------ Data rows ------
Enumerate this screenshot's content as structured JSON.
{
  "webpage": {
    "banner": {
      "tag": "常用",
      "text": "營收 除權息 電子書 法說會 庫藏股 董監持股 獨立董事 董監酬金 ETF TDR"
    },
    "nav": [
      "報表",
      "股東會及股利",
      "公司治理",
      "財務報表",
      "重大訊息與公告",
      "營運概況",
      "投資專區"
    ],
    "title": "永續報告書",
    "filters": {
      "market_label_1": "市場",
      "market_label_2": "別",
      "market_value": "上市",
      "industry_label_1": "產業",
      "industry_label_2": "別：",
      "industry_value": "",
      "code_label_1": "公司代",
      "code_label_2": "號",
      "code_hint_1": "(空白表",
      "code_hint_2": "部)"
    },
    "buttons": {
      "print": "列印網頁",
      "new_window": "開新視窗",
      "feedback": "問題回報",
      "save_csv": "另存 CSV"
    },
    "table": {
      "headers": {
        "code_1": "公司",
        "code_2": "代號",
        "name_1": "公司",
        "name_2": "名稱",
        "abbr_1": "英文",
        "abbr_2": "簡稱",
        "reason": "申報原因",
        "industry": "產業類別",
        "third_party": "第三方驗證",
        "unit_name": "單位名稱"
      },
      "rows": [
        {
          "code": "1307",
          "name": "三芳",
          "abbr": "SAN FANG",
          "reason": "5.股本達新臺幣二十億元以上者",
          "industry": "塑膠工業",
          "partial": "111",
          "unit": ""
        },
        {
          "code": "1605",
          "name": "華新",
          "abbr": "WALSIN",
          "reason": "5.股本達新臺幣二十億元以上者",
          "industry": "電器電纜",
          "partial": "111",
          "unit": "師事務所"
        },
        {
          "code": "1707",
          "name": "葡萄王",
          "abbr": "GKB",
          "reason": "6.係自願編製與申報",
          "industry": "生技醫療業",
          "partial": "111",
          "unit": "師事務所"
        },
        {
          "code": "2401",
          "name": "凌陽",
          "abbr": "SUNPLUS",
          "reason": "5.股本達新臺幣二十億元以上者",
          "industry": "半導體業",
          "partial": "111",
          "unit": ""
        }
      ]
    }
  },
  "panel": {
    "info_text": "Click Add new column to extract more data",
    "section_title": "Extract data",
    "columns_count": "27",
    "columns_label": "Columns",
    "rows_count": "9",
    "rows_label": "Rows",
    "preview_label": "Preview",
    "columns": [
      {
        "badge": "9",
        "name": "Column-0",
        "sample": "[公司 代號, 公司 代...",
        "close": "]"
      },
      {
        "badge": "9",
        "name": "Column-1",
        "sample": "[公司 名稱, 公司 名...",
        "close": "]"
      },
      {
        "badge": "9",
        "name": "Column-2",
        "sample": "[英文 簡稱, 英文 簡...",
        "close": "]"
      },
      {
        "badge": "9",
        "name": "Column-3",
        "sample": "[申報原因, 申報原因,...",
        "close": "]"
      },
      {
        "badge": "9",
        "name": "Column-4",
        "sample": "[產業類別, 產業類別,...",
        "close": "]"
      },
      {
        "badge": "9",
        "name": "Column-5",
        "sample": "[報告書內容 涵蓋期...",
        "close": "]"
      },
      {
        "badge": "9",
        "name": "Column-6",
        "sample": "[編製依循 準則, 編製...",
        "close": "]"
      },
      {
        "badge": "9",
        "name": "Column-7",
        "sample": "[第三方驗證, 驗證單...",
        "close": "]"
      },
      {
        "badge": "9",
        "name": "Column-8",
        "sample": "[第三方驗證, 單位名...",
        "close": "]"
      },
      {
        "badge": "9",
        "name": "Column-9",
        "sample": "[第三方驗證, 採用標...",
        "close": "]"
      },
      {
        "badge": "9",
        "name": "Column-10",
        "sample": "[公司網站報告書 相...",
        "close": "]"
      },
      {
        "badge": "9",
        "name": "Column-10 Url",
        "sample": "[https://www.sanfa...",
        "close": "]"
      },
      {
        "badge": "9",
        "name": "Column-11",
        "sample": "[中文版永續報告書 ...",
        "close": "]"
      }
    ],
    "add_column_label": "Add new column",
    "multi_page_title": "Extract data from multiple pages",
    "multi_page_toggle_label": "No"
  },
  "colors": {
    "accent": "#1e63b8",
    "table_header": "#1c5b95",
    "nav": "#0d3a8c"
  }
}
------
Directive
Copy the records above exactly.

Expected output
Enumerate this screenshot's content as structured JSON.
{
  "webpage": {
    "banner": {
      "tag": "常用",
      "text": "營收 除權息 電子書 法說會 庫藏股 董監持股 獨立董事 董監酬金 ETF TDR"
    },
    "nav": [
      "報表",
      "股東會及股利",
      "公司治理",
      "財務報表",
      "重大訊息與公告",
      "營運概況",
      "投資專區"
    ],
    "title": "永續報告書",
    "filters": {
      "market_label_1": "市場",
      "market_label_2": "別",
      "market_value": "上市",
      "industry_label_1": "產業",
      "industry_label_2": "別：",
      "industry_value": "",
      "code_label_1": "公司代",
      "code_label_2": "號",
      "code_hint_1": "(空白表",
      "code_hint_2": "部)"
    },
    "buttons": {
      "print": "列印網頁",
      "new_window": "開新視窗",
      "feedback": "問題回報",
      "save_csv": "另存 CSV"
    },
    "table": {
      "headers": {
        "code_1": "公司",
        "code_2": "代號",
        "name_1": "公司",
        "name_2": "名稱",
        "abbr_1": "英文",
        "abbr_2": "簡稱",
        "reason": "申報原因",
        "industry": "產業類別",
        "third_party": "第三方驗證",
        "unit_name": "單位名稱"
      },
      "rows": [
        {
          "code": "1307",
          "name": "三芳",
          "abbr": "SAN FANG",
          "reason": "5.股本達新臺幣二十億元以上者",
          "industry": "塑膠工業",
          "partial": "111",
          "unit": ""
        },
        {
          "code": "1605",
          "name": "華新",
          "abbr": "WALSIN",
          "reason": "5.股本達新臺幣二十億元以上者",
          "industry": "電器電纜",
          "partial": "111",
          "unit": "師事務所"
        },
        {
          "code": "1707",
          "name": "葡萄王",
          "abbr": "GKB",
          "reason": "6.係自願編製與申報",
          "industry": "生技醫療業",
          "partial": "111",
          "unit": "師事務所"
        },
        {
          "code": "2401",
          "name": "凌陽",
          "abbr": "SUNPLUS",
          "reason": "5.股本達新臺幣二十億元以上者",
          "industry": "半導體業",
          "partial": "111",
          "unit": ""
        }
      ]
    }
  },
  "panel": {
    "info_text": "Click Add new column to extract more data",
    "section_title": "Extract data",
    "columns_count": "27",
    "columns_label": "Columns",
    "rows_count": "9",
    "rows_label": "Rows",
    "preview_label": "Preview",
    "columns": [
      {
        "badge": "9",
        "name": "Column-0",
        "sample": "[公司 代號, 公司 代...",
        "close": "]"
      },
      {
        "badge": "9",
        "name": "Column-1",
        "sample": "[公司 名稱, 公司 名...",
        "close": "]"
      },
      {
        "badge": "9",
        "name": "Column-2",
        "sample": "[英文 簡稱, 英文 簡...",
        "close": "]"
      },
      {
        "badge": "9",
        "name": "Column-3",
        "sample": "[申報原因, 申報原因,...",
        "close": "]"
      },
      {
        "badge": "9",
        "name": "Column-4",
        "sample": "[產業類別, 產業類別,...",
        "close": "]"
      },
      {
        "badge": "9",
        "name": "Column-5",
        "sample": "[報告書內容 涵蓋期...",
        "close": "]"
      },
      {
        "badge": "9",
        "name": "Column-6",
        "sample": "[編製依循 準則, 編製...",
        "close": "]"
      },
      {
        "badge": "9",
        "name": "Column-7",
        "sample": "[第三方驗證, 驗證單...",
        "close": "]"
      },
      {
        "badge": "9",
        "name": "Column-8",
        "sample": "[第三方驗證, 單位名...",
        "close": "]"
      },
      {
        "badge": "9",
        "name": "Column-9",
        "sample": "[第三方驗證, 採用標...",
        "close": "]"
      },
      {
        "badge": "9",
        "name": "Column-10",
        "sample": "[公司網站報告書 相...",
        "close": "]"
      },
      {
        "badge": "9",
        "name": "Column-10 Url",
        "sample": "[https://www.sanfa...",
        "close": "]"
      },
      {
        "badge": "9",
        "name": "Column-11",
        "sample": "[中文版永續報告書 ...",
        "close": "]"
      }
    ],
    "add_column_label": "Add new column",
    "multi_page_title": "Extract data from multiple pages",
    "multi_page_toggle_label": "No"
  },
  "colors": {
    "accent": "#1e63b8",
    "table_header": "#1c5b95",
    "nav": "#0d3a8c"
  }
}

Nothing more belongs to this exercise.